TASK DESCRIPTION:
In the lines below, how many hold the word "this"? Answer only with the number.

TASK DATA:
>>>>>

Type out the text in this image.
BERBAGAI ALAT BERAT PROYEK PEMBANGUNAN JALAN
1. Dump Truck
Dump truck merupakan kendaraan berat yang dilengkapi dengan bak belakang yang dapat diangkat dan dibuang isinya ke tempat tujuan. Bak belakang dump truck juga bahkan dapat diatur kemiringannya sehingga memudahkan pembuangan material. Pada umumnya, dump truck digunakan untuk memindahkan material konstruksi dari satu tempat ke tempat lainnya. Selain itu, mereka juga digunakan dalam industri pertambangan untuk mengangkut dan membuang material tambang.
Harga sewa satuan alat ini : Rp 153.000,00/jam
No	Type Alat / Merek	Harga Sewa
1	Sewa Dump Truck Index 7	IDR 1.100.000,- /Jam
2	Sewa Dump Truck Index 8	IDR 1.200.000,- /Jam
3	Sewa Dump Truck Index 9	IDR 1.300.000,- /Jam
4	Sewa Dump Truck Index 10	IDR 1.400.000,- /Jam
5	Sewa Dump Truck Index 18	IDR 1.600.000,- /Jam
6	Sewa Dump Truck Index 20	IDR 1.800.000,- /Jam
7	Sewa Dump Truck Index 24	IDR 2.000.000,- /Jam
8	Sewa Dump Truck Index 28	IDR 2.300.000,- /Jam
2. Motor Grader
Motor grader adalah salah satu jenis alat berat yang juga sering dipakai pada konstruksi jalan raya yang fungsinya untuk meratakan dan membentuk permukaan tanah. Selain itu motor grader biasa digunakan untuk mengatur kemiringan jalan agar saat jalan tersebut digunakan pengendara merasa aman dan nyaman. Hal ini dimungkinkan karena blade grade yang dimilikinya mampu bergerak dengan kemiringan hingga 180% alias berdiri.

<<<<<
>>>>>

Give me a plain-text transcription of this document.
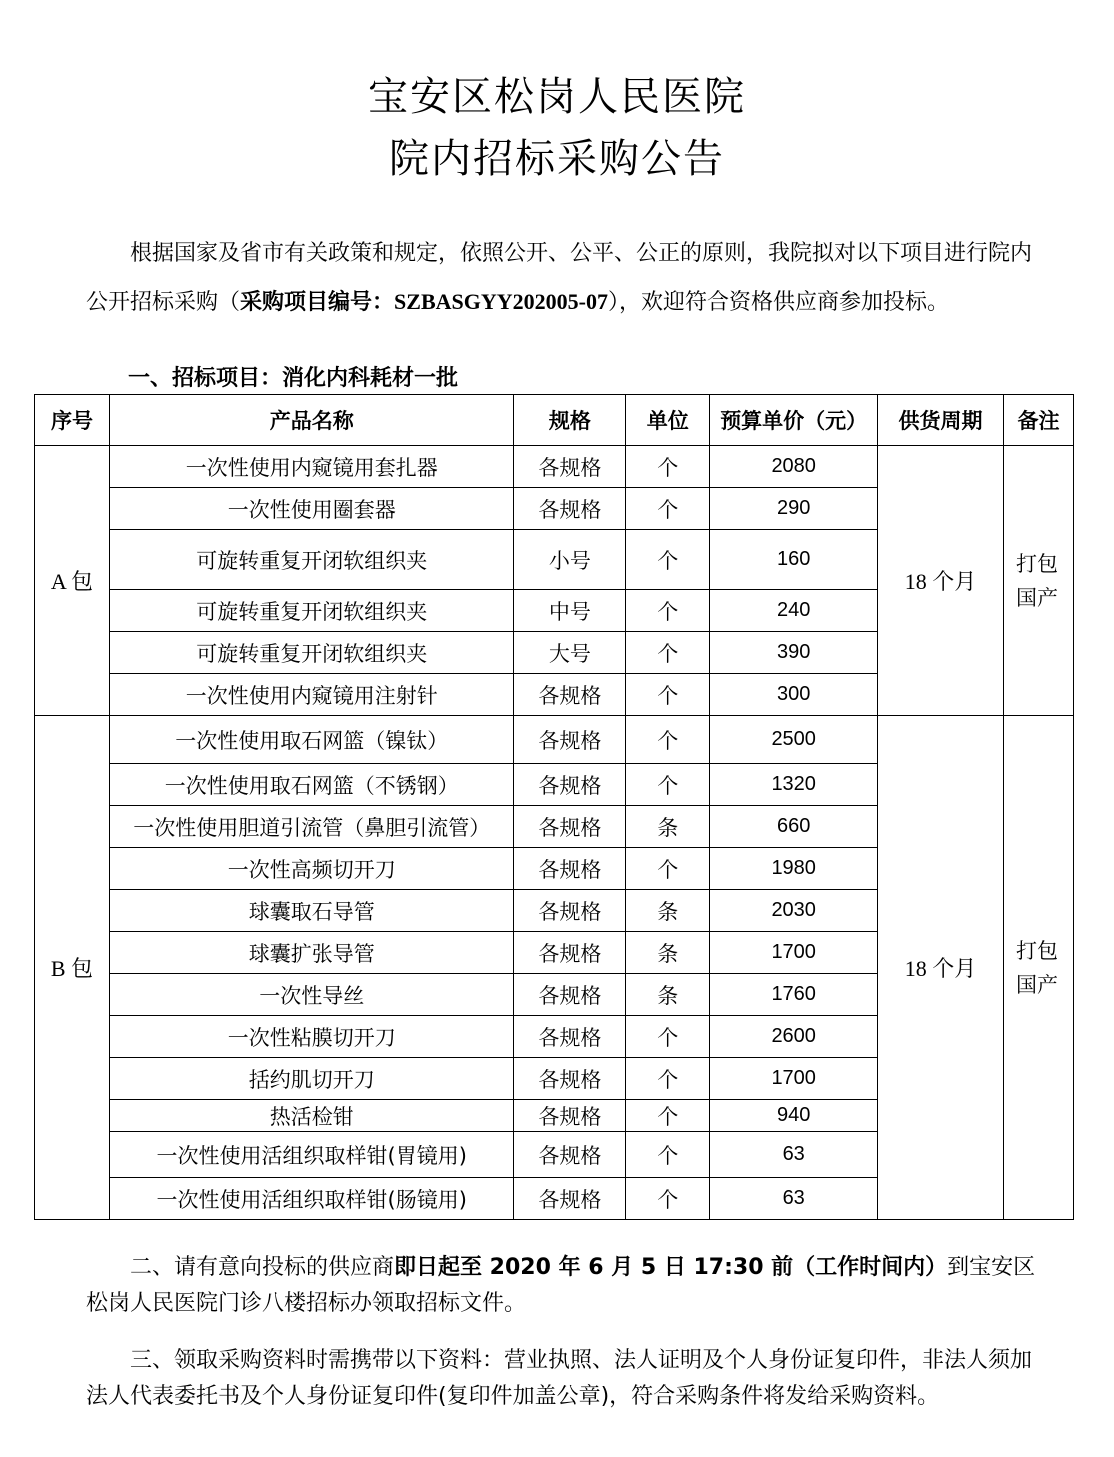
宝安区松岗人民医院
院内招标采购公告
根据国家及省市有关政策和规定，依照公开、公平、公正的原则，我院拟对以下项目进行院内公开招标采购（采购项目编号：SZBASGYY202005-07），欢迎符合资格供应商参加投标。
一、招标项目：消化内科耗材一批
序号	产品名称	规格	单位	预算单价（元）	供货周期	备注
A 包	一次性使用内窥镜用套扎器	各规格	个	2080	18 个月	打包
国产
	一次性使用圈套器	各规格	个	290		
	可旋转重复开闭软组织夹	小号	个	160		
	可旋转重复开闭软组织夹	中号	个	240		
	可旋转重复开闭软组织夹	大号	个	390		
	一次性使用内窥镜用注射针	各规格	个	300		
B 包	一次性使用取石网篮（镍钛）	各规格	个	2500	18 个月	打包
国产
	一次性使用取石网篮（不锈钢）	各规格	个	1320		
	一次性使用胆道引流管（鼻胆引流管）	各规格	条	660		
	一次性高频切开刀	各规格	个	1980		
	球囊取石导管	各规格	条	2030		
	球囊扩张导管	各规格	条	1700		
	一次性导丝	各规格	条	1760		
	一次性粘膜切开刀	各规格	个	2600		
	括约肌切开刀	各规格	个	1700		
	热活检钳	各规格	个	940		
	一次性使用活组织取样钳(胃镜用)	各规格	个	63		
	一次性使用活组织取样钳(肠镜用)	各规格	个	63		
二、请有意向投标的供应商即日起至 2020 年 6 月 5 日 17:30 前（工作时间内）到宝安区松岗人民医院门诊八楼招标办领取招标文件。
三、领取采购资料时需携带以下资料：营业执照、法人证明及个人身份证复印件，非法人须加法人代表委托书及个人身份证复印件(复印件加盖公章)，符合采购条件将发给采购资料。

<<<<<

EXERCISE SOLUTION:
2